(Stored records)
####

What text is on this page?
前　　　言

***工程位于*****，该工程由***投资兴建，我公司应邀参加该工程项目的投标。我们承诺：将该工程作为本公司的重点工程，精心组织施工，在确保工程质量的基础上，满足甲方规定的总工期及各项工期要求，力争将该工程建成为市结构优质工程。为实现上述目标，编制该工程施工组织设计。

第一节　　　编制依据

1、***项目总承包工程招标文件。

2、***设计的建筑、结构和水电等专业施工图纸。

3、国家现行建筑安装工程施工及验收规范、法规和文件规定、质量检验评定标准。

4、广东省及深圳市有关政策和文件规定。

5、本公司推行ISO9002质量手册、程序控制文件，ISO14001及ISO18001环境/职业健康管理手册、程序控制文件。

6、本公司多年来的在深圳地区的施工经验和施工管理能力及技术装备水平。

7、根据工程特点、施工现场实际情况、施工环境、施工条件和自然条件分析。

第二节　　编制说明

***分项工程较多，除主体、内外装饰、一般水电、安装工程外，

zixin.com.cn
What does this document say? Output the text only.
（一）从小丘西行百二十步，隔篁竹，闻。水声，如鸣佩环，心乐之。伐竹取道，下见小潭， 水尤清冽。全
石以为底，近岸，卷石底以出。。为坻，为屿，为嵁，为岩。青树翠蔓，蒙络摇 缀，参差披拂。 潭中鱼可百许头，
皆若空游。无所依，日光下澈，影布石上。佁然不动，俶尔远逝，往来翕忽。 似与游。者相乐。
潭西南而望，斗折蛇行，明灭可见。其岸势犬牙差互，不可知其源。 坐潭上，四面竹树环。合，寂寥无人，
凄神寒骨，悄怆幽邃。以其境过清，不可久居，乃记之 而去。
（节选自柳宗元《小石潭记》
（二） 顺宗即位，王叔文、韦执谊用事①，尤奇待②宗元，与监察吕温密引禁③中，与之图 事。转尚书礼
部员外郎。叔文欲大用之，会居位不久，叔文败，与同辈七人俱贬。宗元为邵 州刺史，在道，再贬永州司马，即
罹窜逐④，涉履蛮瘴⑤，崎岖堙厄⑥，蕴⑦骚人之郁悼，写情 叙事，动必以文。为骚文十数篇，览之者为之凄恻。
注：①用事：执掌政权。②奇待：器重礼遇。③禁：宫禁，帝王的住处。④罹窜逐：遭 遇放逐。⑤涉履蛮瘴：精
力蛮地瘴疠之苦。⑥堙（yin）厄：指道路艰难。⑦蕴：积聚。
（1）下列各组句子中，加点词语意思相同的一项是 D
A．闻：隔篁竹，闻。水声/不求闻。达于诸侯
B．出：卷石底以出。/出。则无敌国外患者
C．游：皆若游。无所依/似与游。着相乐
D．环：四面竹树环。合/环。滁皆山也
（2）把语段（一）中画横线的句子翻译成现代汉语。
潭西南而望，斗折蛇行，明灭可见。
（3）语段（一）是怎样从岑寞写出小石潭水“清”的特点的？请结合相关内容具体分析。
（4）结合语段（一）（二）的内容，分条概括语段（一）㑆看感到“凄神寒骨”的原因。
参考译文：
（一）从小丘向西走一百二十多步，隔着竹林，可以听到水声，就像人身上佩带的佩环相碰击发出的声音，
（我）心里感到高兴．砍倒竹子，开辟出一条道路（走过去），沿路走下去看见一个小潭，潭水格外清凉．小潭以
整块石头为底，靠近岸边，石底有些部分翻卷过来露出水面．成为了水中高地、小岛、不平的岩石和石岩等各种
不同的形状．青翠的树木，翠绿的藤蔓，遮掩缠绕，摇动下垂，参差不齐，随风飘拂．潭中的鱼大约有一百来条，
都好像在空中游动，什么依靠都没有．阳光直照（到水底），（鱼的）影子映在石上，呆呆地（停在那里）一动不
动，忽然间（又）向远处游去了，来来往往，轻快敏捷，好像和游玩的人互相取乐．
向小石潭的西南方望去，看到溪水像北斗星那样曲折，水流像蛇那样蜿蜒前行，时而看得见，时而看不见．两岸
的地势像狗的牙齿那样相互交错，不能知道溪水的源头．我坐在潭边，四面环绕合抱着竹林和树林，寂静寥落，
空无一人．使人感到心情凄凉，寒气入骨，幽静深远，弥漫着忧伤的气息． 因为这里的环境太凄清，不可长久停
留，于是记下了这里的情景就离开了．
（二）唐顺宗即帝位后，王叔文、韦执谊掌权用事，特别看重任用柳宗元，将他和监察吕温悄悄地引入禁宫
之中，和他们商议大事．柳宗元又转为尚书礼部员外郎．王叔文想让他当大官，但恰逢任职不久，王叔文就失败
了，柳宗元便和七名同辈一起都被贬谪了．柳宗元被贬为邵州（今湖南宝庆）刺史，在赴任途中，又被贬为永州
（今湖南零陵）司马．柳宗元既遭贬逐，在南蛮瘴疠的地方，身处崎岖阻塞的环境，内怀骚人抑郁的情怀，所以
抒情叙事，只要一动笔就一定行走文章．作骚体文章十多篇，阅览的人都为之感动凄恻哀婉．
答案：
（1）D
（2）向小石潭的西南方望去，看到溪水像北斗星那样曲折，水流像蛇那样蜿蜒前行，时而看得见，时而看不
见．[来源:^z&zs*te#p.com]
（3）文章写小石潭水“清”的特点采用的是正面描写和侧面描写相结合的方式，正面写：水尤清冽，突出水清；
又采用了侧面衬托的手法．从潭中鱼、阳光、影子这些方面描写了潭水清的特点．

####

Job:
Copy every line that includes the string "向小石潭的西南方望去" from the material above.

Task solution:
向小石潭的西南方望去，看到溪水像北斗星那样曲折，水流像蛇那样蜿蜒前行，时而看得见，时而看不见．两岸
（2）向小石潭的西南方望去，看到溪水像北斗星那样曲折，水流像蛇那样蜿蜒前行，时而看得见，时而看不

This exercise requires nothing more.